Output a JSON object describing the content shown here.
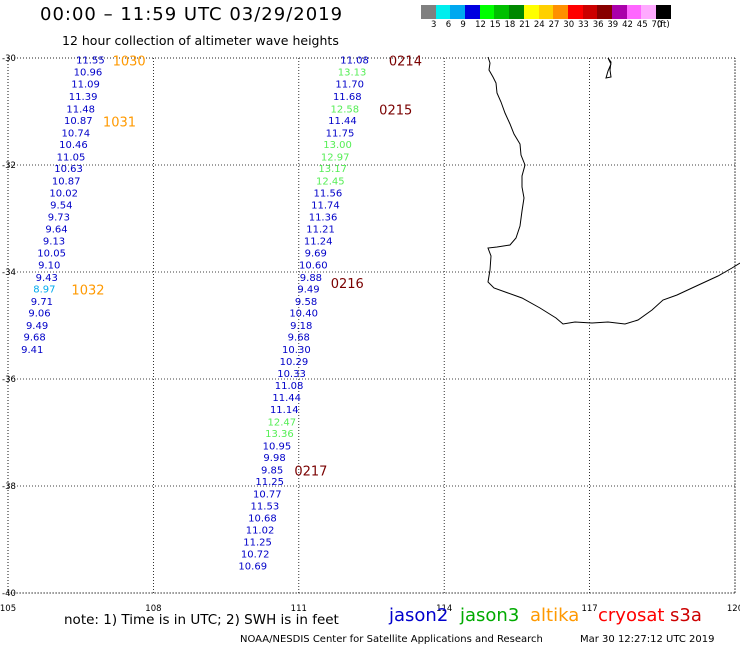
{
  "header": {
    "title": "00:00 – 11:59 UTC 03/29/2019",
    "subtitle": "12 hour collection of altimeter wave heights"
  },
  "legend": {
    "unit": "(ft)",
    "swatches": [
      {
        "color": "#808080",
        "label": "3"
      },
      {
        "color": "#00eeee",
        "label": "6"
      },
      {
        "color": "#00a8f0",
        "label": "9"
      },
      {
        "color": "#0000e0",
        "label": "12"
      },
      {
        "color": "#00ff00",
        "label": "15"
      },
      {
        "color": "#00c000",
        "label": "18"
      },
      {
        "color": "#008800",
        "label": "21"
      },
      {
        "color": "#ffff00",
        "label": "24"
      },
      {
        "color": "#ffd000",
        "label": "27"
      },
      {
        "color": "#ff9000",
        "label": "30"
      },
      {
        "color": "#ff0000",
        "label": "33"
      },
      {
        "color": "#cc0000",
        "label": "36"
      },
      {
        "color": "#880000",
        "label": "39"
      },
      {
        "color": "#aa00aa",
        "label": "42"
      },
      {
        "color": "#ff66ff",
        "label": "45"
      },
      {
        "color": "#ffaaff",
        "label": "70"
      },
      {
        "color": "#000000",
        "label": ""
      }
    ]
  },
  "map": {
    "lon_range": [
      105,
      120
    ],
    "lat_range": [
      -30,
      -40
    ],
    "lon_ticks": [
      "105",
      "108",
      "111",
      "114",
      "117",
      "120"
    ],
    "lat_ticks": [
      {
        "lat": -30,
        "label": "-30"
      },
      {
        "lat": -32,
        "label": "-32"
      },
      {
        "lat": -34,
        "label": "-34"
      },
      {
        "lat": -36,
        "label": "-36"
      },
      {
        "lat": -38,
        "label": "-38"
      },
      {
        "lat": -40,
        "label": "-40"
      }
    ],
    "grid": true
  },
  "chart_data": {
    "type": "scatter",
    "colors": {
      "blue": "#0000c8",
      "green": "#55ee55",
      "cyan": "#00aaee",
      "orange": "#ff9900",
      "maroon": "#7a0000"
    },
    "points": [
      {
        "lon": 106.7,
        "lat": -30.03,
        "value": "11.55",
        "color": "blue"
      },
      {
        "lon": 106.65,
        "lat": -30.25,
        "value": "10.96",
        "color": "blue"
      },
      {
        "lon": 106.6,
        "lat": -30.48,
        "value": "11.09",
        "color": "blue"
      },
      {
        "lon": 106.55,
        "lat": -30.71,
        "value": "11.39",
        "color": "blue"
      },
      {
        "lon": 106.5,
        "lat": -30.94,
        "value": "11.48",
        "color": "blue"
      },
      {
        "lon": 106.45,
        "lat": -31.16,
        "value": "10.87",
        "color": "blue"
      },
      {
        "lon": 106.4,
        "lat": -31.39,
        "value": "10.74",
        "color": "blue"
      },
      {
        "lon": 106.35,
        "lat": -31.61,
        "value": "10.46",
        "color": "blue"
      },
      {
        "lon": 106.3,
        "lat": -31.84,
        "value": "11.05",
        "color": "blue"
      },
      {
        "lon": 106.25,
        "lat": -32.06,
        "value": "10.63",
        "color": "blue"
      },
      {
        "lon": 106.2,
        "lat": -32.29,
        "value": "10.87",
        "color": "blue"
      },
      {
        "lon": 106.15,
        "lat": -32.51,
        "value": "10.02",
        "color": "blue"
      },
      {
        "lon": 106.1,
        "lat": -32.74,
        "value": "9.54",
        "color": "blue"
      },
      {
        "lon": 106.05,
        "lat": -32.96,
        "value": "9.73",
        "color": "blue"
      },
      {
        "lon": 106.0,
        "lat": -33.19,
        "value": "9.64",
        "color": "blue"
      },
      {
        "lon": 105.95,
        "lat": -33.41,
        "value": "9.13",
        "color": "blue"
      },
      {
        "lon": 105.9,
        "lat": -33.64,
        "value": "10.05",
        "color": "blue"
      },
      {
        "lon": 105.85,
        "lat": -33.86,
        "value": "9.10",
        "color": "blue"
      },
      {
        "lon": 105.8,
        "lat": -34.09,
        "value": "9.43",
        "color": "blue"
      },
      {
        "lon": 105.75,
        "lat": -34.31,
        "value": "8.97",
        "color": "cyan"
      },
      {
        "lon": 105.7,
        "lat": -34.54,
        "value": "9.71",
        "color": "blue"
      },
      {
        "lon": 105.65,
        "lat": -34.76,
        "value": "9.06",
        "color": "blue"
      },
      {
        "lon": 105.6,
        "lat": -34.99,
        "value": "9.49",
        "color": "blue"
      },
      {
        "lon": 105.55,
        "lat": -35.21,
        "value": "9.68",
        "color": "blue"
      },
      {
        "lon": 105.5,
        "lat": -35.44,
        "value": "9.41",
        "color": "blue"
      },
      {
        "lon": 112.15,
        "lat": -30.03,
        "value": "11.08",
        "color": "blue"
      },
      {
        "lon": 112.1,
        "lat": -30.25,
        "value": "13.13",
        "color": "green"
      },
      {
        "lon": 112.05,
        "lat": -30.48,
        "value": "11.70",
        "color": "blue"
      },
      {
        "lon": 112.0,
        "lat": -30.71,
        "value": "11.68",
        "color": "blue"
      },
      {
        "lon": 111.95,
        "lat": -30.94,
        "value": "12.58",
        "color": "green"
      },
      {
        "lon": 111.9,
        "lat": -31.16,
        "value": "11.44",
        "color": "blue"
      },
      {
        "lon": 111.85,
        "lat": -31.39,
        "value": "11.75",
        "color": "blue"
      },
      {
        "lon": 111.8,
        "lat": -31.61,
        "value": "13.00",
        "color": "green"
      },
      {
        "lon": 111.75,
        "lat": -31.84,
        "value": "12.97",
        "color": "green"
      },
      {
        "lon": 111.7,
        "lat": -32.06,
        "value": "13.17",
        "color": "green"
      },
      {
        "lon": 111.65,
        "lat": -32.29,
        "value": "12.45",
        "color": "green"
      },
      {
        "lon": 111.6,
        "lat": -32.51,
        "value": "11.56",
        "color": "blue"
      },
      {
        "lon": 111.55,
        "lat": -32.74,
        "value": "11.74",
        "color": "blue"
      },
      {
        "lon": 111.5,
        "lat": -32.96,
        "value": "11.36",
        "color": "blue"
      },
      {
        "lon": 111.45,
        "lat": -33.19,
        "value": "11.21",
        "color": "blue"
      },
      {
        "lon": 111.4,
        "lat": -33.41,
        "value": "11.24",
        "color": "blue"
      },
      {
        "lon": 111.35,
        "lat": -33.64,
        "value": "9.69",
        "color": "blue"
      },
      {
        "lon": 111.3,
        "lat": -33.86,
        "value": "10.60",
        "color": "blue"
      },
      {
        "lon": 111.25,
        "lat": -34.09,
        "value": "9.88",
        "color": "blue"
      },
      {
        "lon": 111.2,
        "lat": -34.31,
        "value": "9.49",
        "color": "blue"
      },
      {
        "lon": 111.15,
        "lat": -34.54,
        "value": "9.58",
        "color": "blue"
      },
      {
        "lon": 111.1,
        "lat": -34.76,
        "value": "10.40",
        "color": "blue"
      },
      {
        "lon": 111.05,
        "lat": -34.99,
        "value": "9.18",
        "color": "blue"
      },
      {
        "lon": 111.0,
        "lat": -35.21,
        "value": "9.68",
        "color": "blue"
      },
      {
        "lon": 110.95,
        "lat": -35.44,
        "value": "10.30",
        "color": "blue"
      },
      {
        "lon": 110.9,
        "lat": -35.66,
        "value": "10.29",
        "color": "blue"
      },
      {
        "lon": 110.85,
        "lat": -35.89,
        "value": "10.33",
        "color": "blue"
      },
      {
        "lon": 110.8,
        "lat": -36.11,
        "value": "11.08",
        "color": "blue"
      },
      {
        "lon": 110.75,
        "lat": -36.34,
        "value": "11.44",
        "color": "blue"
      },
      {
        "lon": 110.7,
        "lat": -36.56,
        "value": "11.14",
        "color": "blue"
      },
      {
        "lon": 110.65,
        "lat": -36.79,
        "value": "12.47",
        "color": "green"
      },
      {
        "lon": 110.6,
        "lat": -37.01,
        "value": "13.36",
        "color": "green"
      },
      {
        "lon": 110.55,
        "lat": -37.24,
        "value": "10.95",
        "color": "blue"
      },
      {
        "lon": 110.5,
        "lat": -37.46,
        "value": "9.98",
        "color": "blue"
      },
      {
        "lon": 110.45,
        "lat": -37.69,
        "value": "9.85",
        "color": "blue"
      },
      {
        "lon": 110.4,
        "lat": -37.91,
        "value": "11.25",
        "color": "blue"
      },
      {
        "lon": 110.35,
        "lat": -38.14,
        "value": "10.77",
        "color": "blue"
      },
      {
        "lon": 110.3,
        "lat": -38.36,
        "value": "11.53",
        "color": "blue"
      },
      {
        "lon": 110.25,
        "lat": -38.59,
        "value": "10.68",
        "color": "blue"
      },
      {
        "lon": 110.2,
        "lat": -38.81,
        "value": "11.02",
        "color": "blue"
      },
      {
        "lon": 110.15,
        "lat": -39.04,
        "value": "11.25",
        "color": "blue"
      },
      {
        "lon": 110.1,
        "lat": -39.26,
        "value": "10.72",
        "color": "blue"
      },
      {
        "lon": 110.05,
        "lat": -39.49,
        "value": "10.69",
        "color": "blue"
      }
    ],
    "time_labels": [
      {
        "lon": 107.5,
        "lat": -30.05,
        "text": "1030",
        "color": "orange"
      },
      {
        "lon": 107.3,
        "lat": -31.19,
        "text": "1031",
        "color": "orange"
      },
      {
        "lon": 106.65,
        "lat": -34.33,
        "text": "1032",
        "color": "orange"
      },
      {
        "lon": 113.2,
        "lat": -30.05,
        "text": "0214",
        "color": "maroon"
      },
      {
        "lon": 113.0,
        "lat": -30.96,
        "text": "0215",
        "color": "maroon"
      },
      {
        "lon": 112.0,
        "lat": -34.21,
        "text": "0216",
        "color": "maroon"
      },
      {
        "lon": 111.25,
        "lat": -37.71,
        "text": "0217",
        "color": "maroon"
      }
    ]
  },
  "footer": {
    "note": "note:  1) Time is in UTC;  2) SWH is in feet",
    "satellites": [
      {
        "name": "jason2",
        "color": "#0000cc"
      },
      {
        "name": "jason3",
        "color": "#00aa00"
      },
      {
        "name": "altika",
        "color": "#ff9900"
      },
      {
        "name": "cryosat",
        "color": "#ff0000"
      },
      {
        "name": "s3a",
        "color": "#cc0000"
      }
    ],
    "credit": "NOAA/NESDIS Center for Satellite Applications and Research",
    "generated": "Mar 30 12:27:12 UTC 2019"
  }
}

═══

Instruction:
From the listing above, return each line with the word "text".

In response:
        "text": "1030",
        "text": "1031",
        "text": "1032",
        "text": "0214",
        "text": "0215",
        "text": "0216",
        "text": "0217",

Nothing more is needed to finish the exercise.